[Data excerpts]
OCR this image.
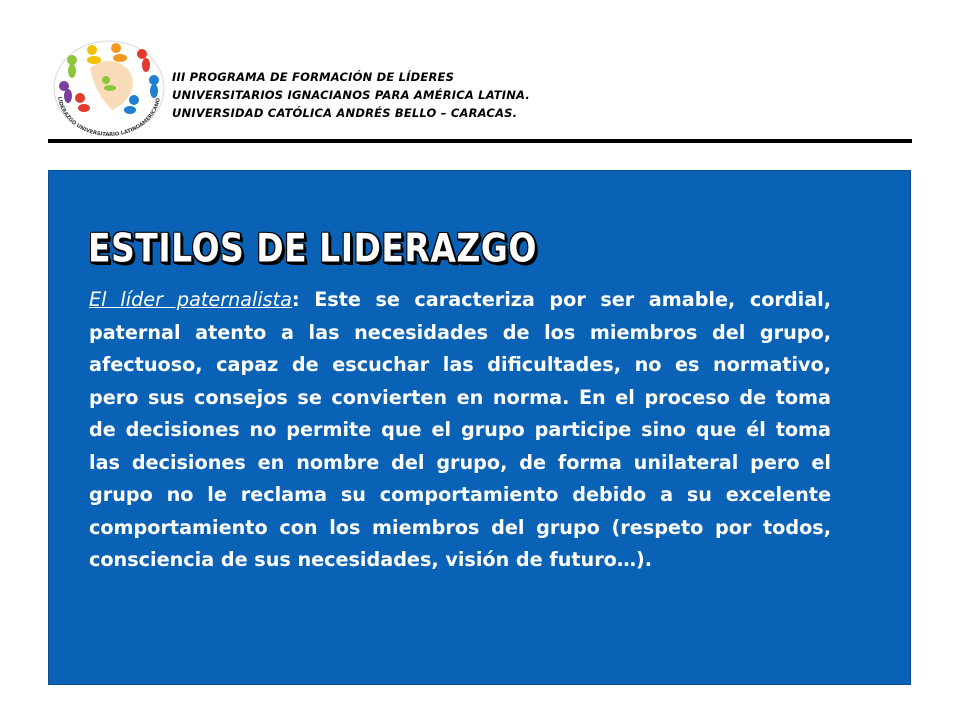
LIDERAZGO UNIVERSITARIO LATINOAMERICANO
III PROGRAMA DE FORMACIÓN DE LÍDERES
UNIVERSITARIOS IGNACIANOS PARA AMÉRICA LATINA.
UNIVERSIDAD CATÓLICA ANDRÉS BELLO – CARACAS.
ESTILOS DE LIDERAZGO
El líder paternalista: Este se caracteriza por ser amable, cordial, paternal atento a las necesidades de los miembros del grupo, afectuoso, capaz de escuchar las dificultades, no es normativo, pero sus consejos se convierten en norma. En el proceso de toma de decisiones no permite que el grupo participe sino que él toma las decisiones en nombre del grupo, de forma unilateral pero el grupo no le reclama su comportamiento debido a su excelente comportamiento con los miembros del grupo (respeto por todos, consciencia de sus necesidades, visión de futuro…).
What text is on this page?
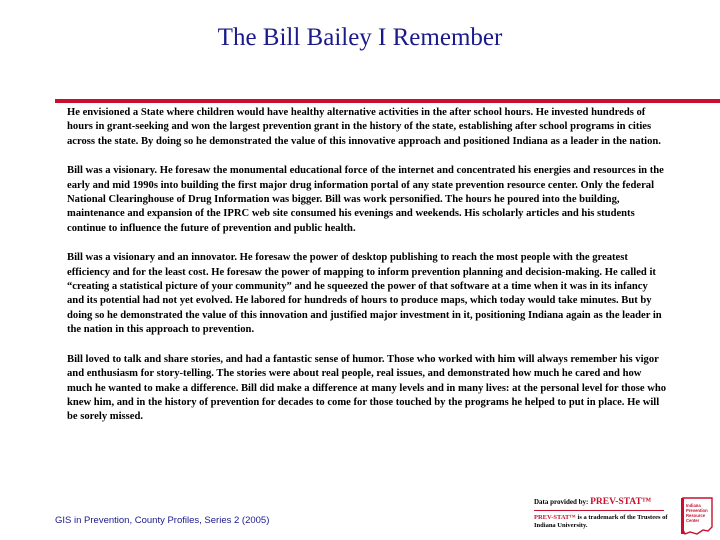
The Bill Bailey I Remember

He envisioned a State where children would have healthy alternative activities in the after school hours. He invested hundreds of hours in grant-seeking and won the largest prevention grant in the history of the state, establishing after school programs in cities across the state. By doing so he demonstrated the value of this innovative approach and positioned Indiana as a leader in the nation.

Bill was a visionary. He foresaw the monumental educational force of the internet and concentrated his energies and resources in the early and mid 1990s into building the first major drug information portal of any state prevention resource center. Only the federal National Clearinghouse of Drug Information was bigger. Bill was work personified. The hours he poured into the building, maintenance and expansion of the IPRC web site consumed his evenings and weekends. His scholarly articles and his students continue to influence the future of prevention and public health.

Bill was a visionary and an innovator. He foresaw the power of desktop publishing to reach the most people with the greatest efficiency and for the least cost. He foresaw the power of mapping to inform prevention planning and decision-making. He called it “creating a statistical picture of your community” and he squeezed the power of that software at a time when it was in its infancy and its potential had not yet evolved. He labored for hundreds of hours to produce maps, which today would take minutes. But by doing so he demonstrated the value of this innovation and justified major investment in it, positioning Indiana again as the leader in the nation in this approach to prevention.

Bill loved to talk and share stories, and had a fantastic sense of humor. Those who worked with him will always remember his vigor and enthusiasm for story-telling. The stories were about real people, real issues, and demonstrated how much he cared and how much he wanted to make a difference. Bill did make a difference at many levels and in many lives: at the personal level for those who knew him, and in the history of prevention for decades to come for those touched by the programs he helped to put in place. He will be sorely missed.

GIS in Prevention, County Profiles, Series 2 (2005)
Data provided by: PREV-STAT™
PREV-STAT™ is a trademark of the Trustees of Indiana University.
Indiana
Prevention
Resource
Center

> [Goal]: Give an exact copy of the material, leaving out every picture.

> [Response to this exercise]:
OCR this image.
LIDERAZGO UNIVERSITARIO LATINOAMERICANO
III PROGRAMA DE FORMACIÓN DE LÍDERES
UNIVERSITARIOS IGNACIANOS PARA AMÉRICA LATINA.
UNIVERSIDAD CATÓLICA ANDRÉS BELLO – CARACAS.
ESTILOS DE LIDERAZGO
El líder paternalista: Este se caracteriza por ser amable, cordial, paternal atento a las necesidades de los miembros del grupo, afectuoso, capaz de escuchar las dificultades, no es normativo, pero sus consejos se convierten en norma. En el proceso de toma de decisiones no permite que el grupo participe sino que él toma las decisiones en nombre del grupo, de forma unilateral pero el grupo no le reclama su comportamiento debido a su excelente comportamiento con los miembros del grupo (respeto por todos, consciencia de sus necesidades, visión de futuro…).
What text is on this page?
The Bill Bailey I Remember

He envisioned a State where children would have healthy alternative activities in the after school hours. He invested hundreds of hours in grant-seeking and won the largest prevention grant in the history of the state, establishing after school programs in cities across the state. By doing so he demonstrated the value of this innovative approach and positioned Indiana as a leader in the nation.

Bill was a visionary. He foresaw the monumental educational force of the internet and concentrated his energies and resources in the early and mid 1990s into building the first major drug information portal of any state prevention resource center. Only the federal National Clearinghouse of Drug Information was bigger. Bill was work personified. The hours he poured into the building, maintenance and expansion of the IPRC web site consumed his evenings and weekends. His scholarly articles and his students continue to influence the future of prevention and public health.

Bill was a visionary and an innovator. He foresaw the power of desktop publishing to reach the most people with the greatest efficiency and for the least cost. He foresaw the power of mapping to inform prevention planning and decision-making. He called it “creating a statistical picture of your community” and he squeezed the power of that software at a time when it was in its infancy and its potential had not yet evolved. He labored for hundreds of hours to produce maps, which today would take minutes. But by doing so he demonstrated the value of this innovation and justified major investment in it, positioning Indiana again as the leader in the nation in this approach to prevention.

Bill loved to talk and share stories, and had a fantastic sense of humor. Those who worked with him will always remember his vigor and enthusiasm for story-telling. The stories were about real people, real issues, and demonstrated how much he cared and how much he wanted to make a difference. Bill did make a difference at many levels and in many lives: at the personal level for those who knew him, and in the history of prevention for decades to come for those touched by the programs he helped to put in place. He will be sorely missed.

GIS in Prevention, County Profiles, Series 2 (2005)
Data provided by: PREV-STAT™
PREV-STAT™ is a trademark of the Trustees of Indiana University.
Indiana
Prevention
Resource
Center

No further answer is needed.